- DESCRIPTION OF THE TASK -
State how many lines contain the string "Photometric", and write nothing else.

##### EXTRACTED ENTRIES #####

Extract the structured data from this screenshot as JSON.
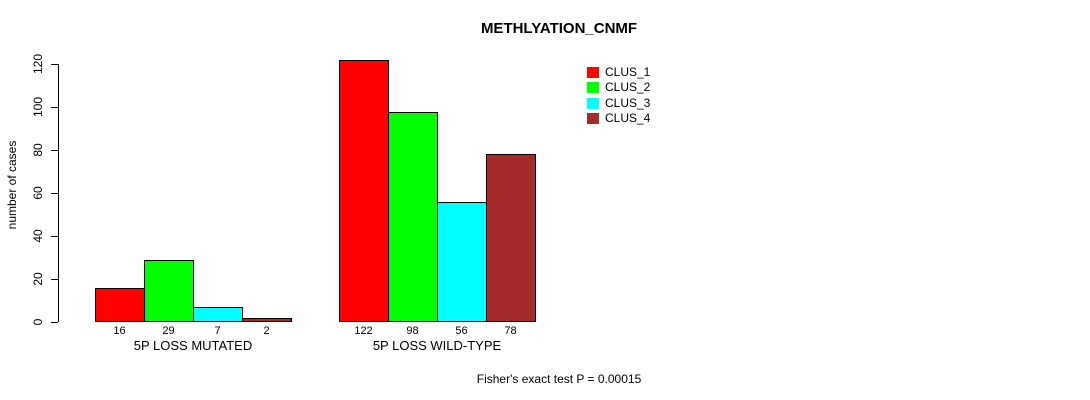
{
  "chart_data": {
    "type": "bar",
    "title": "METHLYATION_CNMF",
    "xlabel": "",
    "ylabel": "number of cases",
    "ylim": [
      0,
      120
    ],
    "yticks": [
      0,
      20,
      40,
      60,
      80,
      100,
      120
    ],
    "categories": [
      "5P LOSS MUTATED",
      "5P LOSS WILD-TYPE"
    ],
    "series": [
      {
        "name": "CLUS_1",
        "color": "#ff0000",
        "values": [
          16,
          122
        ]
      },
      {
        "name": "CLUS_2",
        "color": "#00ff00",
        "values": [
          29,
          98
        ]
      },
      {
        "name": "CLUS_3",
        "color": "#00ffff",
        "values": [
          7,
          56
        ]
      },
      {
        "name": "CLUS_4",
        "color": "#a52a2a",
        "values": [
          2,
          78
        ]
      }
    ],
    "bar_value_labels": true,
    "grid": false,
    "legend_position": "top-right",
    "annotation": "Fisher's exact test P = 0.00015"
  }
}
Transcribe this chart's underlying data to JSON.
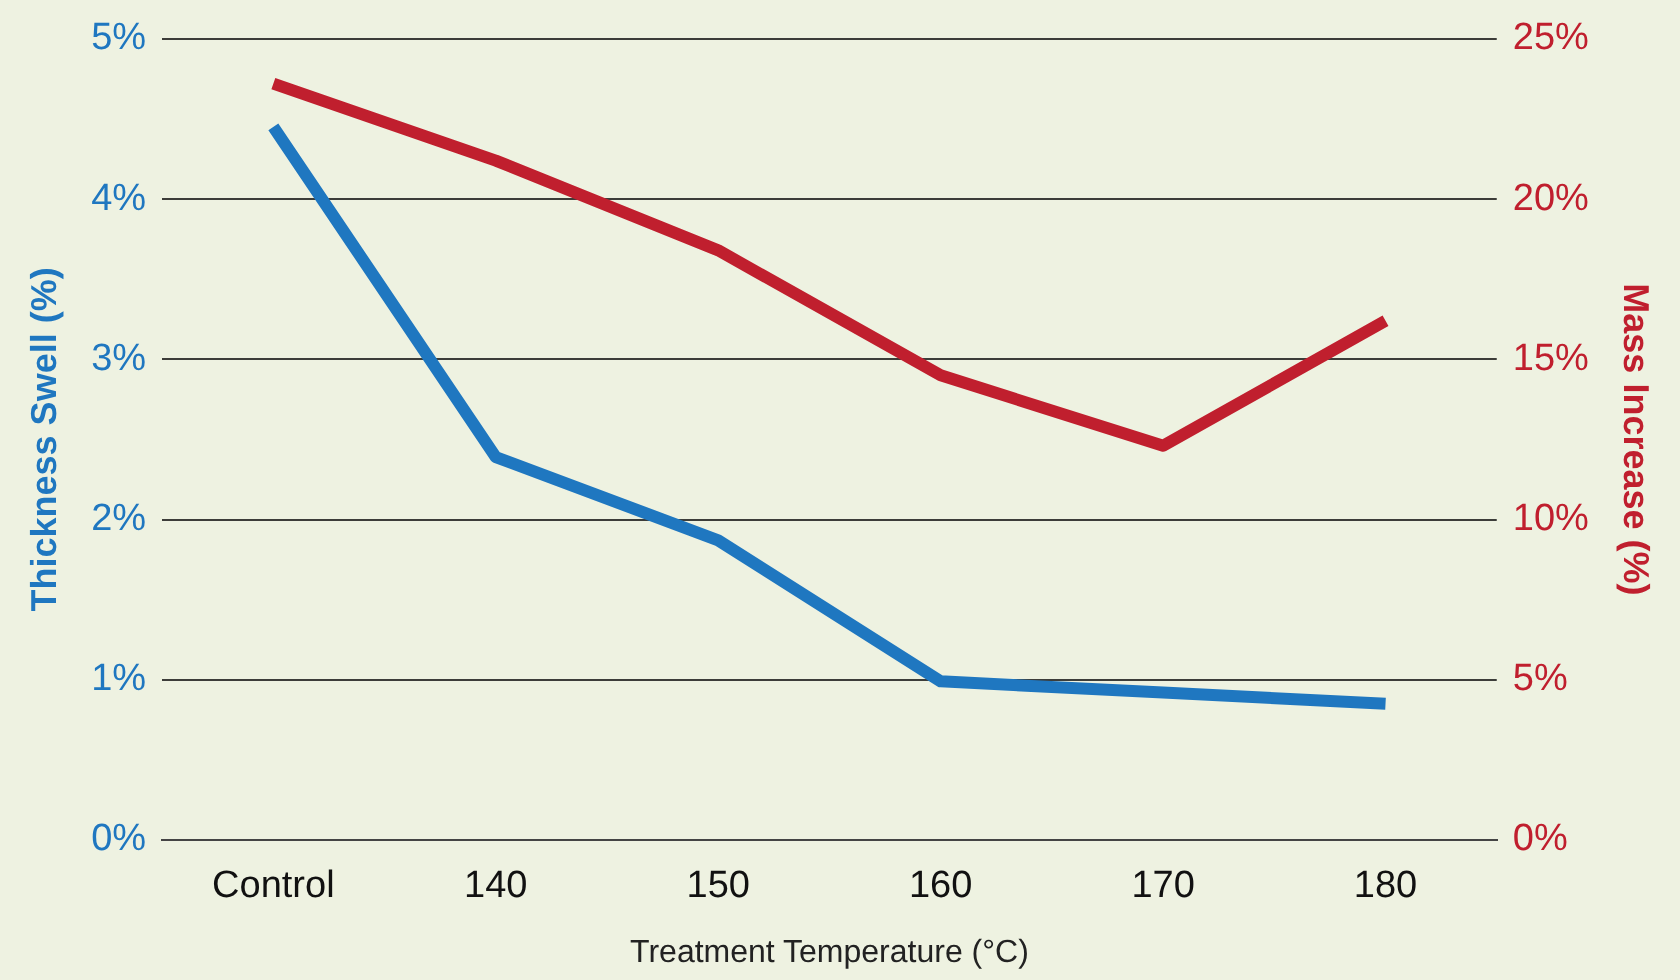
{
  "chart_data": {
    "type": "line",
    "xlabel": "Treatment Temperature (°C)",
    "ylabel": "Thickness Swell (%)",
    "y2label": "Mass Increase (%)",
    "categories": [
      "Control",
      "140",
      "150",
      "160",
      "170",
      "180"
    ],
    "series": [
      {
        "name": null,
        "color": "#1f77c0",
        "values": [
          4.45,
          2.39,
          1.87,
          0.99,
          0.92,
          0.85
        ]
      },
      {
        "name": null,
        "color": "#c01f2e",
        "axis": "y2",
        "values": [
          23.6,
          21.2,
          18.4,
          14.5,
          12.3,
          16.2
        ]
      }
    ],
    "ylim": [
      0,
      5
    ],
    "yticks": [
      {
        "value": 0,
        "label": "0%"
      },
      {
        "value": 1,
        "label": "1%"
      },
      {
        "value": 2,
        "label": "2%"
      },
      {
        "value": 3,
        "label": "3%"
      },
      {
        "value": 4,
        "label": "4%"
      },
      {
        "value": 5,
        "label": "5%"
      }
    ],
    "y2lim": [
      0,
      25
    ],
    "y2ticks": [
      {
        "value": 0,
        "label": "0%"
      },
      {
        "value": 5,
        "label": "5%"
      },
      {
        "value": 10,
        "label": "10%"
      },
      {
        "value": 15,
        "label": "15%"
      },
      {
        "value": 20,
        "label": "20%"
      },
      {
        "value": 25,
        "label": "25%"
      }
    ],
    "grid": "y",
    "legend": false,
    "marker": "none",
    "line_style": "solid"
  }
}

#####
##### EXTRACTED ENTRIES #####

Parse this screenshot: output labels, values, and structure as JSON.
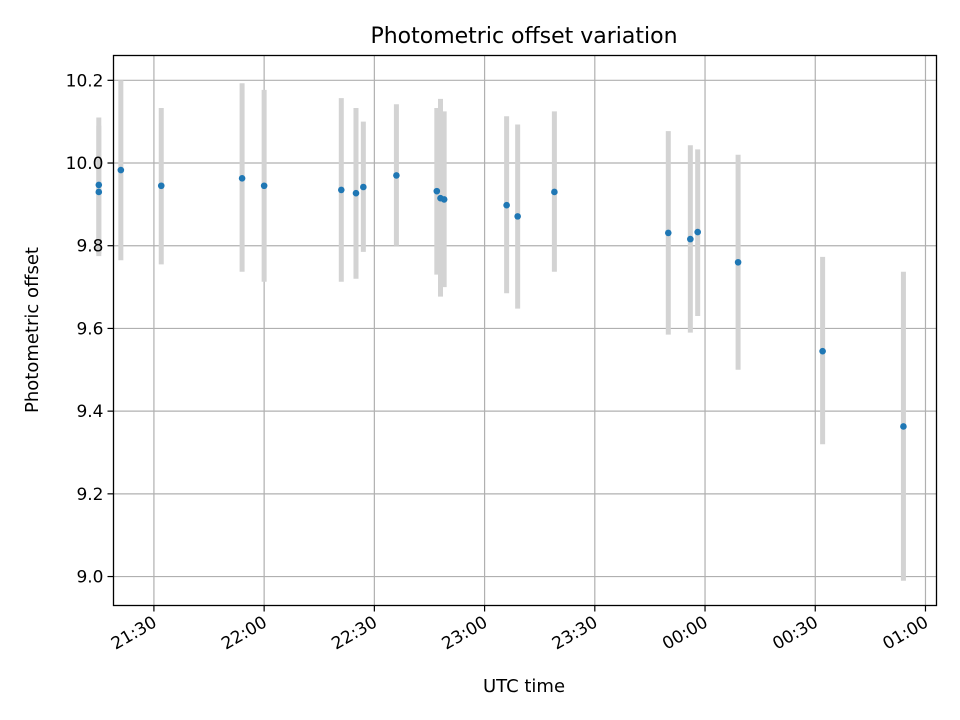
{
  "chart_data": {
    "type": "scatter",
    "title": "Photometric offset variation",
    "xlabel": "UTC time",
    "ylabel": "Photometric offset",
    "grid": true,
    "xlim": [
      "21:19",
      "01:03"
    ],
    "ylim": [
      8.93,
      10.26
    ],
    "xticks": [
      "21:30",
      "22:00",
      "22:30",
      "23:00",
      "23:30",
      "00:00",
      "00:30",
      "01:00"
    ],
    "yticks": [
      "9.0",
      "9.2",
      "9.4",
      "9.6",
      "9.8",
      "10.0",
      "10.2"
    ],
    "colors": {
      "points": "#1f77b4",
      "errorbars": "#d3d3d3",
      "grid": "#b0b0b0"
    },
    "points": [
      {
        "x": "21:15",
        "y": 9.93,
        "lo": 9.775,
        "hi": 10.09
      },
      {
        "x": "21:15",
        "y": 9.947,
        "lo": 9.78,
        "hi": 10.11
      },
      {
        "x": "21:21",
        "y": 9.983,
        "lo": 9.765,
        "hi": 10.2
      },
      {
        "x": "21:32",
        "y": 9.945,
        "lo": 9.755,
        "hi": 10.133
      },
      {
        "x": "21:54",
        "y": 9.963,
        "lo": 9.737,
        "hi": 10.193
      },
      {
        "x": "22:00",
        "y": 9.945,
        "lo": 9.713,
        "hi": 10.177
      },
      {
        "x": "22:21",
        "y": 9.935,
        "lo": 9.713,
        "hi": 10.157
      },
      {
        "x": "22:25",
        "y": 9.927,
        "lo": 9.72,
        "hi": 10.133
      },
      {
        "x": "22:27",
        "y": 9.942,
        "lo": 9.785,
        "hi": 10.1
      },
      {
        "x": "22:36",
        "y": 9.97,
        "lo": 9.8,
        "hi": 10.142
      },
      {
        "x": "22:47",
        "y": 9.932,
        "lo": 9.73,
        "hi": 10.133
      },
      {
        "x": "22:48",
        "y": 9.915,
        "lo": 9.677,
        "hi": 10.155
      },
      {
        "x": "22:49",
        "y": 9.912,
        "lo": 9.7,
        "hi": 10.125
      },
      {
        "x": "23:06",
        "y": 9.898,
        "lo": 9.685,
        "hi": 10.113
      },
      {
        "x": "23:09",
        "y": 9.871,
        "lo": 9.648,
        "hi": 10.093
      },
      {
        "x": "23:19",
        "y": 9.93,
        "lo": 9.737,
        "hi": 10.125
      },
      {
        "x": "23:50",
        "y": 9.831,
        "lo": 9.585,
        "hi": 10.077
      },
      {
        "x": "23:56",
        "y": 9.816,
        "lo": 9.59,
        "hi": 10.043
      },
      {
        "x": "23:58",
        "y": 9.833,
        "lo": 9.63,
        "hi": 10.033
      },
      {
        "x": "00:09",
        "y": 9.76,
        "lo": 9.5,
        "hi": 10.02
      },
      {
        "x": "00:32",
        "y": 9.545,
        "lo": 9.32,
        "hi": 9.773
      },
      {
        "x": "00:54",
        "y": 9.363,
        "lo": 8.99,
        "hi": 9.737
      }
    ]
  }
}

#####

- ANSWER BELOW -
2